TASK PROMPT - Give an exact copy of every line, leaving images out.

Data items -
********************
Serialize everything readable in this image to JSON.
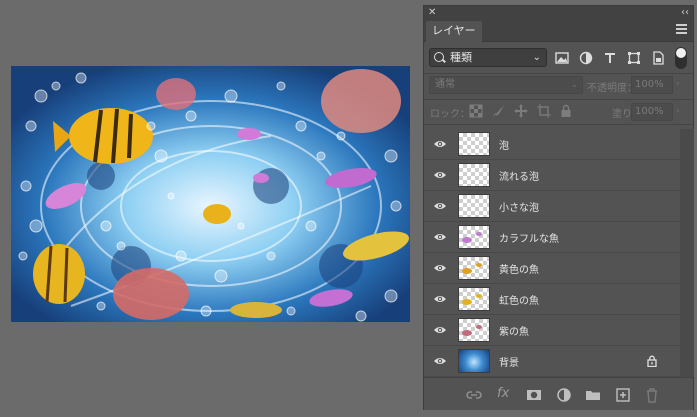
{
  "panel": {
    "close_glyph": "✕",
    "collapse_glyph": "‹‹",
    "tab_label": "レイヤー",
    "filter": {
      "kind_value": "種類",
      "icons": [
        "image-filter-icon",
        "adjustment-filter-icon",
        "type-filter-icon",
        "shape-filter-icon",
        "smart-object-filter-icon"
      ]
    },
    "blend_mode": "通常",
    "opacity_label": "不透明度：",
    "opacity_value": "100%",
    "lock_label": "ロック：",
    "fill_label": "塗り：",
    "fill_value": "100%",
    "layers": [
      {
        "name": "泡",
        "visible": true,
        "thumb": "transparent"
      },
      {
        "name": "流れる泡",
        "visible": true,
        "thumb": "transparent"
      },
      {
        "name": "小さな泡",
        "visible": true,
        "thumb": "transparent"
      },
      {
        "name": "カラフルな魚",
        "visible": true,
        "thumb": "fish"
      },
      {
        "name": "黄色の魚",
        "visible": true,
        "thumb": "fish"
      },
      {
        "name": "虹色の魚",
        "visible": true,
        "thumb": "fish"
      },
      {
        "name": "紫の魚",
        "visible": true,
        "thumb": "fish"
      },
      {
        "name": "背景",
        "visible": true,
        "thumb": "background",
        "locked": true
      }
    ],
    "bottom_icons": [
      "link-layers-icon",
      "fx-icon",
      "add-mask-icon",
      "adjustment-layer-icon",
      "new-group-icon",
      "new-layer-icon",
      "delete-layer-icon"
    ],
    "fx_glyph": "fx"
  },
  "colors": {
    "workspace": "#6b6b6b",
    "panel": "#535353",
    "canvas_base": "#1d4f8c"
  }
}
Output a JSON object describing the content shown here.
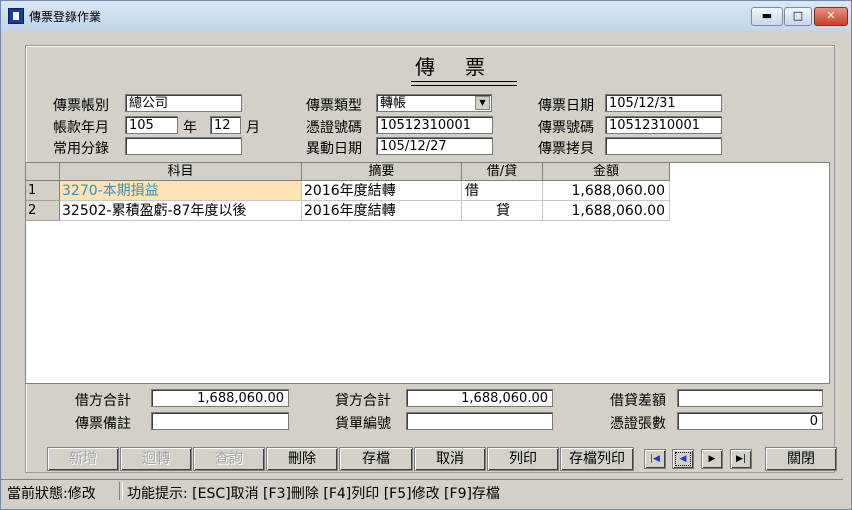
{
  "window": {
    "title": "傳票登錄作業",
    "min_label": "▬",
    "max_label": "□",
    "close_label": "✕"
  },
  "voucher_title": "傳票",
  "header": {
    "account_type_label": "傳票帳別",
    "account_type_value": "總公司",
    "period_label": "帳款年月",
    "year_value": "105",
    "year_unit": "年",
    "month_value": "12",
    "month_unit": "月",
    "common_entry_label": "常用分錄",
    "common_entry_value": "",
    "voucher_type_label": "傳票類型",
    "voucher_type_value": "轉帳",
    "voucher_proof_label": "憑證號碼",
    "voucher_proof_value": "10512310001",
    "change_date_label": "異動日期",
    "change_date_value": "105/12/27",
    "voucher_date_label": "傳票日期",
    "voucher_date_value": "105/12/31",
    "voucher_no_label": "傳票號碼",
    "voucher_no_value": "10512310001",
    "voucher_copy_label": "傳票拷貝",
    "voucher_copy_value": ""
  },
  "grid": {
    "columns": [
      "科目",
      "摘要",
      "借/貸",
      "金額"
    ],
    "rows": [
      {
        "no": "1",
        "account": "3270-本期損益",
        "summary": "2016年度結轉",
        "dc": "借",
        "amount": "1,688,060.00"
      },
      {
        "no": "2",
        "account": "32502-累積盈虧-87年度以後",
        "summary": "2016年度結轉",
        "dc": "貸",
        "amount": "1,688,060.00"
      }
    ]
  },
  "totals": {
    "debit_label": "借方合計",
    "debit_value": "1,688,060.00",
    "credit_label": "貸方合計",
    "credit_value": "1,688,060.00",
    "diff_label": "借貸差額",
    "diff_value": "",
    "remark_label": "傳票備註",
    "remark_value": "",
    "bill_no_label": "貨單編號",
    "bill_no_value": "",
    "proof_count_label": "憑證張數",
    "proof_count_value": "0"
  },
  "buttons": {
    "add": "新增",
    "reverse": "迴轉",
    "query": "查詢",
    "delete": "刪除",
    "save": "存檔",
    "cancel": "取消",
    "print": "列印",
    "save_print": "存檔列印",
    "close": "關閉"
  },
  "nav": {
    "first": "|◀",
    "prev": "◀",
    "next": "▶",
    "last": "▶|"
  },
  "status": {
    "state": "當前狀態:修改",
    "hint": "功能提示: [ESC]取消 [F3]刪除 [F4]列印 [F5]修改 [F9]存檔"
  },
  "colors": {
    "highlight_text": "#3a8fbf",
    "selected_row_bg": "#fbe3b4"
  }
}
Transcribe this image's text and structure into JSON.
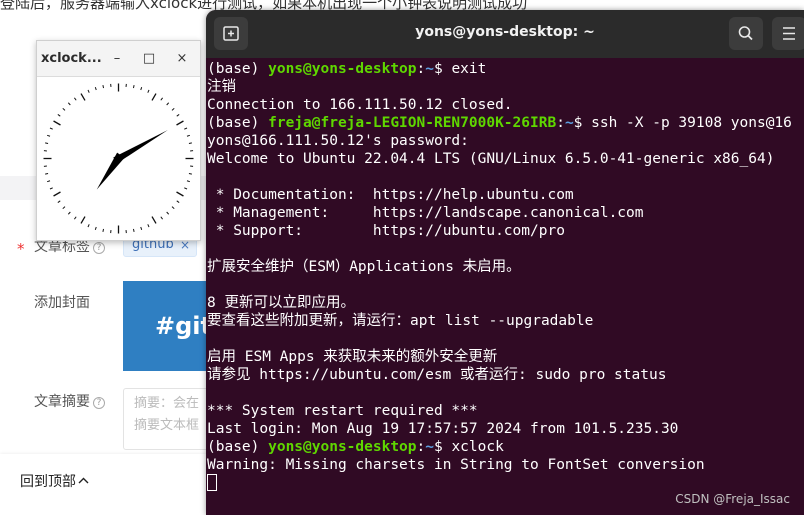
********************
ANSWER TO THE TASK -
Serialize everything readable in this image to JSON.
{
  "panel": {
    "close_glyph": "✕",
    "collapse_glyph": "‹‹",
    "tab_label": "レイヤー",
    "filter": {
      "kind_value": "種類",
      "icons": [
        "image-filter-icon",
        "adjustment-filter-icon",
        "type-filter-icon",
        "shape-filter-icon",
        "smart-object-filter-icon"
      ]
    },
    "blend_mode": "通常",
    "opacity_label": "不透明度：",
    "opacity_value": "100%",
    "lock_label": "ロック：",
    "fill_label": "塗り：",
    "fill_value": "100%",
    "layers": [
      {
        "name": "泡",
        "visible": true,
        "thumb": "transparent"
      },
      {
        "name": "流れる泡",
        "visible": true,
        "thumb": "transparent"
      },
      {
        "name": "小さな泡",
        "visible": true,
        "thumb": "transparent"
      },
      {
        "name": "カラフルな魚",
        "visible": true,
        "thumb": "fish"
      },
      {
        "name": "黄色の魚",
        "visible": true,
        "thumb": "fish"
      },
      {
        "name": "虹色の魚",
        "visible": true,
        "thumb": "fish"
      },
      {
        "name": "紫の魚",
        "visible": true,
        "thumb": "fish"
      },
      {
        "name": "背景",
        "visible": true,
        "thumb": "background",
        "locked": true
      }
    ],
    "bottom_icons": [
      "link-layers-icon",
      "fx-icon",
      "add-mask-icon",
      "adjustment-layer-icon",
      "new-group-icon",
      "new-layer-icon",
      "delete-layer-icon"
    ],
    "fx_glyph": "fx"
  },
  "colors": {
    "workspace": "#6b6b6b",
    "panel": "#535353",
    "canvas_base": "#1d4f8c"
  }
}
Output a JSON object describing the content shown here.
{
  "window": {
    "title": "傳票登錄作業",
    "min_label": "▬",
    "max_label": "□",
    "close_label": "✕"
  },
  "voucher_title": "傳票",
  "header": {
    "account_type_label": "傳票帳別",
    "account_type_value": "總公司",
    "period_label": "帳款年月",
    "year_value": "105",
    "year_unit": "年",
    "month_value": "12",
    "month_unit": "月",
    "common_entry_label": "常用分錄",
    "common_entry_value": "",
    "voucher_type_label": "傳票類型",
    "voucher_type_value": "轉帳",
    "voucher_proof_label": "憑證號碼",
    "voucher_proof_value": "10512310001",
    "change_date_label": "異動日期",
    "change_date_value": "105/12/27",
    "voucher_date_label": "傳票日期",
    "voucher_date_value": "105/12/31",
    "voucher_no_label": "傳票號碼",
    "voucher_no_value": "10512310001",
    "voucher_copy_label": "傳票拷貝",
    "voucher_copy_value": ""
  },
  "grid": {
    "columns": [
      "科目",
      "摘要",
      "借/貸",
      "金額"
    ],
    "rows": [
      {
        "no": "1",
        "account": "3270-本期損益",
        "summary": "2016年度結轉",
        "dc": "借",
        "amount": "1,688,060.00"
      },
      {
        "no": "2",
        "account": "32502-累積盈虧-87年度以後",
        "summary": "2016年度結轉",
        "dc": "貸",
        "amount": "1,688,060.00"
      }
    ]
  },
  "totals": {
    "debit_label": "借方合計",
    "debit_value": "1,688,060.00",
    "credit_label": "貸方合計",
    "credit_value": "1,688,060.00",
    "diff_label": "借貸差額",
    "diff_value": "",
    "remark_label": "傳票備註",
    "remark_value": "",
    "bill_no_label": "貨單編號",
    "bill_no_value": "",
    "proof_count_label": "憑證張數",
    "proof_count_value": "0"
  },
  "buttons": {
    "add": "新增",
    "reverse": "迴轉",
    "query": "查詢",
    "delete": "刪除",
    "save": "存檔",
    "cancel": "取消",
    "print": "列印",
    "save_print": "存檔列印",
    "close": "關閉"
  },
  "nav": {
    "first": "|◀",
    "prev": "◀",
    "next": "▶",
    "last": "▶|"
  },
  "status": {
    "state": "當前狀態:修改",
    "hint": "功能提示: [ESC]取消 [F3]刪除 [F4]列印 [F5]修改 [F9]存檔"
  },
  "colors": {
    "highlight_text": "#3a8fbf",
    "selected_row_bg": "#fbe3b4"
  }
}
Transcribe this image's text and structure into JSON.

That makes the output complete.